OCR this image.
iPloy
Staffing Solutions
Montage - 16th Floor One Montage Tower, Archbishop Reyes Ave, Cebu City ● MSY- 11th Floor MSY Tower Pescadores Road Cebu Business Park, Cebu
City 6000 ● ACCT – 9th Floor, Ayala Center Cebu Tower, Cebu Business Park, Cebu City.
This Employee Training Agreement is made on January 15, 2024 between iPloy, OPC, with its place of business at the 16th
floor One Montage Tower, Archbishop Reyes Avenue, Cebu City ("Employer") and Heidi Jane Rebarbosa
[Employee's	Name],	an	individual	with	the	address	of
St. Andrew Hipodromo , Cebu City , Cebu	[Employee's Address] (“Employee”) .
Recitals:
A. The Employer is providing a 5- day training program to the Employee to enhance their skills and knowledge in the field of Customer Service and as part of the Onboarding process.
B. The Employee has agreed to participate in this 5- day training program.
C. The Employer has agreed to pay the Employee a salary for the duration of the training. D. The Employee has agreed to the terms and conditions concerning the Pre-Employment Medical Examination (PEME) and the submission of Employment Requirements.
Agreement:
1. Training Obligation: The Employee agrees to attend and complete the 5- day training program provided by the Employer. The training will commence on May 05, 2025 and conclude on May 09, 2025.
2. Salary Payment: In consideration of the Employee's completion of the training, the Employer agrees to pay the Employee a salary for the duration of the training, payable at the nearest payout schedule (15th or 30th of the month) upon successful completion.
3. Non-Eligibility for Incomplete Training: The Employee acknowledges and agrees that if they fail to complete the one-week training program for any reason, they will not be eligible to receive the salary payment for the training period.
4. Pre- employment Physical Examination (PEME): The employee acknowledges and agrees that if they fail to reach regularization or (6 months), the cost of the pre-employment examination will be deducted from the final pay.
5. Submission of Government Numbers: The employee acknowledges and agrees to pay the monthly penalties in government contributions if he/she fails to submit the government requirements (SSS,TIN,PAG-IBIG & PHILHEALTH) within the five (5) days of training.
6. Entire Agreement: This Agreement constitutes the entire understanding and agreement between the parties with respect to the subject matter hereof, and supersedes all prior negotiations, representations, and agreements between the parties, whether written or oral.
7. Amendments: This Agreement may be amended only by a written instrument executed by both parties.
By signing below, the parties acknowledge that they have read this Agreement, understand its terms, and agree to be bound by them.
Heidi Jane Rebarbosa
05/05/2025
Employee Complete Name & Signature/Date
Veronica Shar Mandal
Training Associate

--

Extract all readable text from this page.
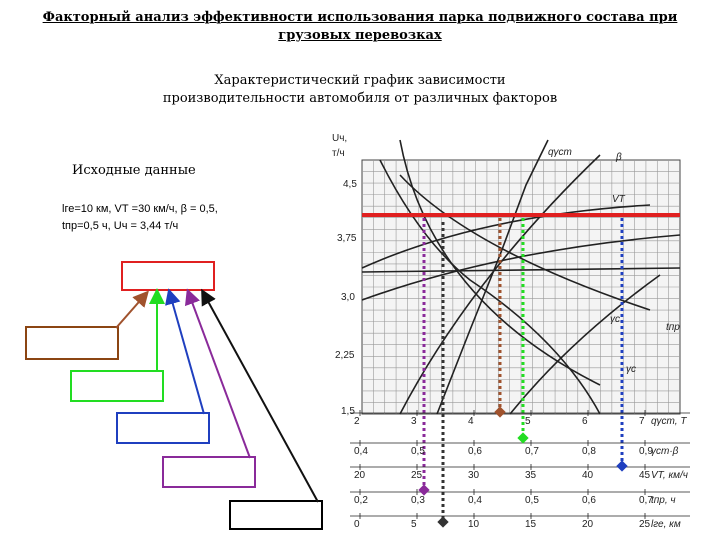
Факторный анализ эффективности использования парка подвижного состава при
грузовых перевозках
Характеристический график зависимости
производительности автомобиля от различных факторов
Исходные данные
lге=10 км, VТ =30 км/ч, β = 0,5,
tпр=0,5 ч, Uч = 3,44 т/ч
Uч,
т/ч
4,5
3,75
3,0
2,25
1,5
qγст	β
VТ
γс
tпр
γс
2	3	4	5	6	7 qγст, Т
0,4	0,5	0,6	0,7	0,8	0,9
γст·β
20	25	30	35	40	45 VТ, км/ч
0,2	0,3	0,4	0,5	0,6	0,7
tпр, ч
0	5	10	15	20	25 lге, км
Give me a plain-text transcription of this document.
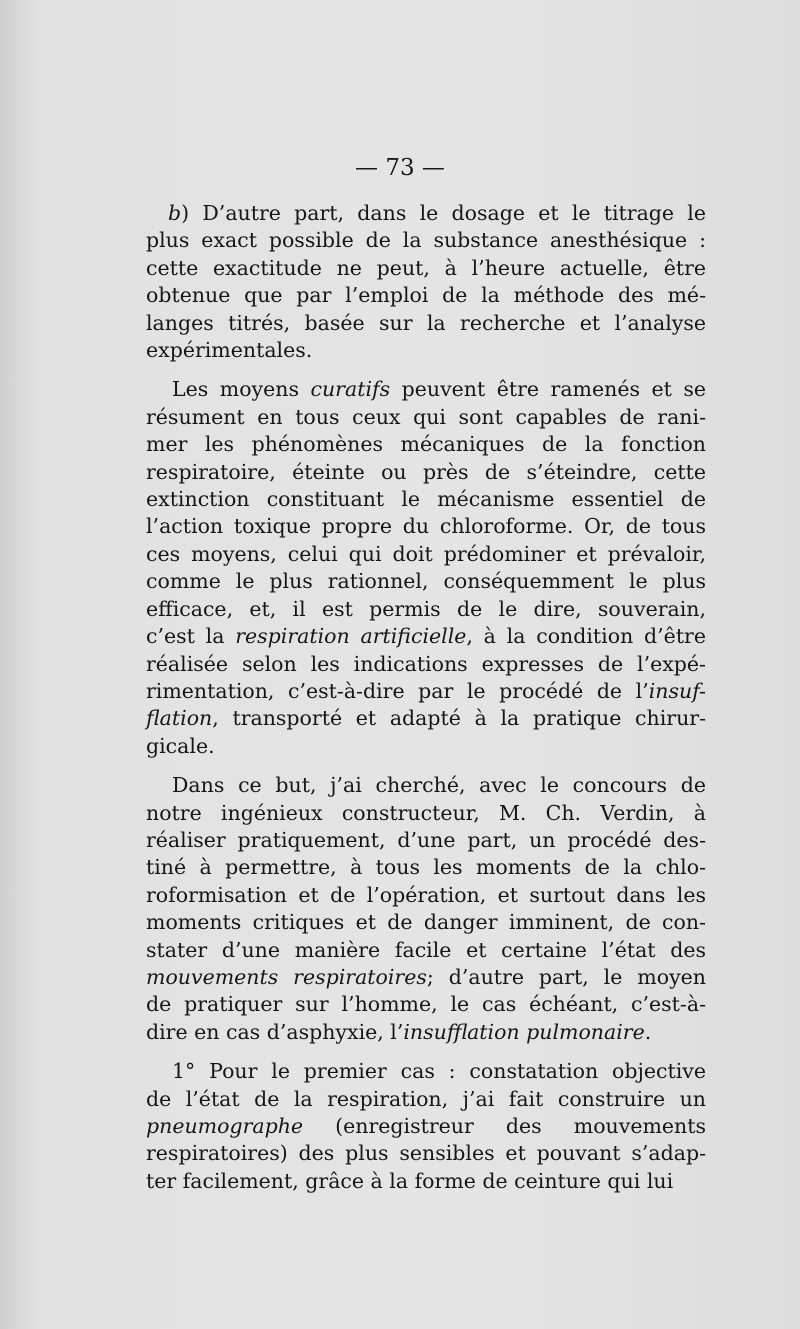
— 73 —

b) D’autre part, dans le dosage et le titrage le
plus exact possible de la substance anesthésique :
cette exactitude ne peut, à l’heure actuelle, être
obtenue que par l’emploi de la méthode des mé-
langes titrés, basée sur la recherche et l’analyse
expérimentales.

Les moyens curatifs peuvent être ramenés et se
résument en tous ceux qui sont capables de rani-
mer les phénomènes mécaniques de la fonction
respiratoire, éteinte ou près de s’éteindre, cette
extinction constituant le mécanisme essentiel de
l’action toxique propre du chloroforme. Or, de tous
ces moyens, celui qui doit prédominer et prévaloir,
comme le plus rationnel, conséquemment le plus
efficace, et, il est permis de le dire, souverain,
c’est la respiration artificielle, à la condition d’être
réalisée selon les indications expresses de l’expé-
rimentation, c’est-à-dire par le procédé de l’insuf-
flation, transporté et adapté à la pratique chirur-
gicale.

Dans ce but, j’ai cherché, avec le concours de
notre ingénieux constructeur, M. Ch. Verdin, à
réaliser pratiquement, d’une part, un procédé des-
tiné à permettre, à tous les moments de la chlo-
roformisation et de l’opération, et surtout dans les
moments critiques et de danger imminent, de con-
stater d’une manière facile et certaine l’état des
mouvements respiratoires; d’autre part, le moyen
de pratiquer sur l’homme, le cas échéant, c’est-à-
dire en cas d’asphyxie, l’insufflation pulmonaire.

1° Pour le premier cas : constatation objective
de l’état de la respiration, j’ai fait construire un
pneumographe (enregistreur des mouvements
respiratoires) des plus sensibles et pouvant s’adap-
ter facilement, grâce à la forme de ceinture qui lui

## PROBLEM TO SOLVE
Above are entries; state the number of lines among them that contain "written", and nothing else.

## TASK RESULT
2